[Start Dataset records]

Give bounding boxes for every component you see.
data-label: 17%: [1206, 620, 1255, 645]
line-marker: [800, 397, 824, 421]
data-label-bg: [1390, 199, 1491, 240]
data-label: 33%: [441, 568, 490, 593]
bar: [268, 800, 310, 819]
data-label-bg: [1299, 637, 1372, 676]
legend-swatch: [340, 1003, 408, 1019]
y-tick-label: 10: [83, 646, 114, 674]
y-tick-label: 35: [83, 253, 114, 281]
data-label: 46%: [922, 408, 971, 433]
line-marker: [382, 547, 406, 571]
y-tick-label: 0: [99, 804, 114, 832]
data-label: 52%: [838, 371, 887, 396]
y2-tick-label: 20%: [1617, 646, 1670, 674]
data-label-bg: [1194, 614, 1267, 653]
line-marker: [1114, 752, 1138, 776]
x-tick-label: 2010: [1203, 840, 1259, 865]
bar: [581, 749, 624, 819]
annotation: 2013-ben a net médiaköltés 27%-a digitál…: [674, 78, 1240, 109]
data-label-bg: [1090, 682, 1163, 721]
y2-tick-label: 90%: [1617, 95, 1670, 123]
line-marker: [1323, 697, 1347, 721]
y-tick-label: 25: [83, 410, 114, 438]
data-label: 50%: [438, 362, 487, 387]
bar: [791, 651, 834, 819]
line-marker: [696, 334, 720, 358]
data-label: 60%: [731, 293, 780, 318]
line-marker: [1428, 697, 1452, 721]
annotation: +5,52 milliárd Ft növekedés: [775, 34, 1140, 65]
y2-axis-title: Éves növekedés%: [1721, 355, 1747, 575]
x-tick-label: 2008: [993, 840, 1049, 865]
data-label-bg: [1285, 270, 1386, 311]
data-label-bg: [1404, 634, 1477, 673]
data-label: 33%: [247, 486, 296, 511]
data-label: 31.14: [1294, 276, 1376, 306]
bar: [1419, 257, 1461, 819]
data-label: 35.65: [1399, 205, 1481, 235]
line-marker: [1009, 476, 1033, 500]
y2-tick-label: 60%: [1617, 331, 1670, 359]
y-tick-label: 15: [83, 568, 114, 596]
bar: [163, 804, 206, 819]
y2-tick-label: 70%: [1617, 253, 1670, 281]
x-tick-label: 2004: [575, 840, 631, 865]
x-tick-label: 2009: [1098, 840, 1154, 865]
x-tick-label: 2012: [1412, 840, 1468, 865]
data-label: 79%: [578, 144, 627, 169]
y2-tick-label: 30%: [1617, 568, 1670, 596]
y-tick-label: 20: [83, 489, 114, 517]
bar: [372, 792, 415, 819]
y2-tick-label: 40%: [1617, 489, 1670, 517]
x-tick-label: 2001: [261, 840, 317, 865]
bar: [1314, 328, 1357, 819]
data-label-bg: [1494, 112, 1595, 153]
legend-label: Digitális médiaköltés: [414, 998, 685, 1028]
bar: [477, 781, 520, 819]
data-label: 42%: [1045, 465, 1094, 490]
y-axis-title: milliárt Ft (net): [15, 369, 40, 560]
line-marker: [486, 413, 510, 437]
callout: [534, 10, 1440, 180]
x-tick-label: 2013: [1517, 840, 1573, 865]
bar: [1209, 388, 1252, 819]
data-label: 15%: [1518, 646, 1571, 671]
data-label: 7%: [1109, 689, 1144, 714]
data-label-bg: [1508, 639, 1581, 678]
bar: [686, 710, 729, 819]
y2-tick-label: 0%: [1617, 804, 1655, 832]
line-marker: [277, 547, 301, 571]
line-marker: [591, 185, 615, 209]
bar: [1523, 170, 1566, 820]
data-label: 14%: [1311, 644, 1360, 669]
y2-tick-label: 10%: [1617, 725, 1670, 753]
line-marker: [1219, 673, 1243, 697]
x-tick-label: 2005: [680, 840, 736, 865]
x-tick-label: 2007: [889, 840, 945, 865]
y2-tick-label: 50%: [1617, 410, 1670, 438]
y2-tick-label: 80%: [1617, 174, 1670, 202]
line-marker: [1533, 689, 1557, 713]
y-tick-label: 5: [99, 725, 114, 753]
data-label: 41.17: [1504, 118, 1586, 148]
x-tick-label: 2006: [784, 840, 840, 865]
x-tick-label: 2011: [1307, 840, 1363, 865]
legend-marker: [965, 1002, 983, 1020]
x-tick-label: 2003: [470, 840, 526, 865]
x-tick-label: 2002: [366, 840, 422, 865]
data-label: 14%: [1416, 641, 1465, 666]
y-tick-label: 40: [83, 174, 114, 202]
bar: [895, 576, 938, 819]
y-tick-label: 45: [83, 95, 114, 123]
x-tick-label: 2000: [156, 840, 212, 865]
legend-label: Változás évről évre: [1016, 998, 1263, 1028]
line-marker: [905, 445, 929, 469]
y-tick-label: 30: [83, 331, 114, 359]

[End Dataset records]

# [Exercise]
Can you transcribe every line of the material word for word, from start to finish?

# [Solution to the problem]
Give bounding boxes for every component you see.
data-label: 17%: [1206, 620, 1255, 645]
line-marker: [800, 397, 824, 421]
data-label-bg: [1390, 199, 1491, 240]
data-label: 33%: [441, 568, 490, 593]
bar: [268, 800, 310, 819]
data-label-bg: [1299, 637, 1372, 676]
legend-swatch: [340, 1003, 408, 1019]
y-tick-label: 10: [83, 646, 114, 674]
y-tick-label: 35: [83, 253, 114, 281]
data-label: 46%: [922, 408, 971, 433]
line-marker: [382, 547, 406, 571]
y-tick-label: 0: [99, 804, 114, 832]
data-label: 52%: [838, 371, 887, 396]
y2-tick-label: 20%: [1617, 646, 1670, 674]
data-label-bg: [1194, 614, 1267, 653]
line-marker: [1114, 752, 1138, 776]
x-tick-label: 2010: [1203, 840, 1259, 865]
bar: [581, 749, 624, 819]
annotation: 2013-ben a net médiaköltés 27%-a digitál…: [674, 78, 1240, 109]
data-label-bg: [1090, 682, 1163, 721]
y2-tick-label: 90%: [1617, 95, 1670, 123]
line-marker: [1323, 697, 1347, 721]
y-tick-label: 25: [83, 410, 114, 438]
data-label: 50%: [438, 362, 487, 387]
bar: [791, 651, 834, 819]
line-marker: [696, 334, 720, 358]
data-label: 60%: [731, 293, 780, 318]
line-marker: [1428, 697, 1452, 721]
annotation: +5,52 milliárd Ft növekedés: [775, 34, 1140, 65]
y2-axis-title: Éves növekedés%: [1721, 355, 1747, 575]
x-tick-label: 2008: [993, 840, 1049, 865]
data-label-bg: [1285, 270, 1386, 311]
data-label-bg: [1404, 634, 1477, 673]
data-label: 33%: [247, 486, 296, 511]
data-label: 31.14: [1294, 276, 1376, 306]
bar: [1419, 257, 1461, 819]
data-label: 35.65: [1399, 205, 1481, 235]
line-marker: [1009, 476, 1033, 500]
y2-tick-label: 60%: [1617, 331, 1670, 359]
y-tick-label: 15: [83, 568, 114, 596]
bar: [163, 804, 206, 819]
y2-tick-label: 70%: [1617, 253, 1670, 281]
x-tick-label: 2004: [575, 840, 631, 865]
x-tick-label: 2009: [1098, 840, 1154, 865]
x-tick-label: 2012: [1412, 840, 1468, 865]
data-label: 79%: [578, 144, 627, 169]
y2-tick-label: 30%: [1617, 568, 1670, 596]
y-tick-label: 20: [83, 489, 114, 517]
bar: [372, 792, 415, 819]
y2-tick-label: 40%: [1617, 489, 1670, 517]
x-tick-label: 2001: [261, 840, 317, 865]
bar: [1314, 328, 1357, 819]
data-label-bg: [1494, 112, 1595, 153]
legend-label: Digitális médiaköltés: [414, 998, 685, 1028]
bar: [477, 781, 520, 819]
data-label: 42%: [1045, 465, 1094, 490]
y-axis-title: milliárt Ft (net): [15, 369, 40, 560]
line-marker: [486, 413, 510, 437]
callout: [534, 10, 1440, 180]
x-tick-label: 2013: [1517, 840, 1573, 865]
bar: [1209, 388, 1252, 819]
data-label: 15%: [1518, 646, 1571, 671]
data-label: 7%: [1109, 689, 1144, 714]
data-label-bg: [1508, 639, 1581, 678]
bar: [686, 710, 729, 819]
y2-tick-label: 0%: [1617, 804, 1655, 832]
line-marker: [277, 547, 301, 571]
line-marker: [591, 185, 615, 209]
bar: [1523, 170, 1566, 820]
data-label: 14%: [1311, 644, 1360, 669]
y2-tick-label: 10%: [1617, 725, 1670, 753]
line-marker: [1219, 673, 1243, 697]
x-tick-label: 2005: [680, 840, 736, 865]
x-tick-label: 2007: [889, 840, 945, 865]
y2-tick-label: 50%: [1617, 410, 1670, 438]
y2-tick-label: 80%: [1617, 174, 1670, 202]
line-marker: [1533, 689, 1557, 713]
y-tick-label: 5: [99, 725, 114, 753]
data-label: 41.17: [1504, 118, 1586, 148]
x-tick-label: 2006: [784, 840, 840, 865]
x-tick-label: 2011: [1307, 840, 1363, 865]
legend-marker: [965, 1002, 983, 1020]
x-tick-label: 2003: [470, 840, 526, 865]
x-tick-label: 2002: [366, 840, 422, 865]
data-label: 14%: [1416, 641, 1465, 666]
y-tick-label: 40: [83, 174, 114, 202]
bar: [895, 576, 938, 819]
y-tick-label: 45: [83, 95, 114, 123]
x-tick-label: 2000: [156, 840, 212, 865]
legend-label: Változás évről évre: [1016, 998, 1263, 1028]
line-marker: [905, 445, 929, 469]
y-tick-label: 30: [83, 331, 114, 359]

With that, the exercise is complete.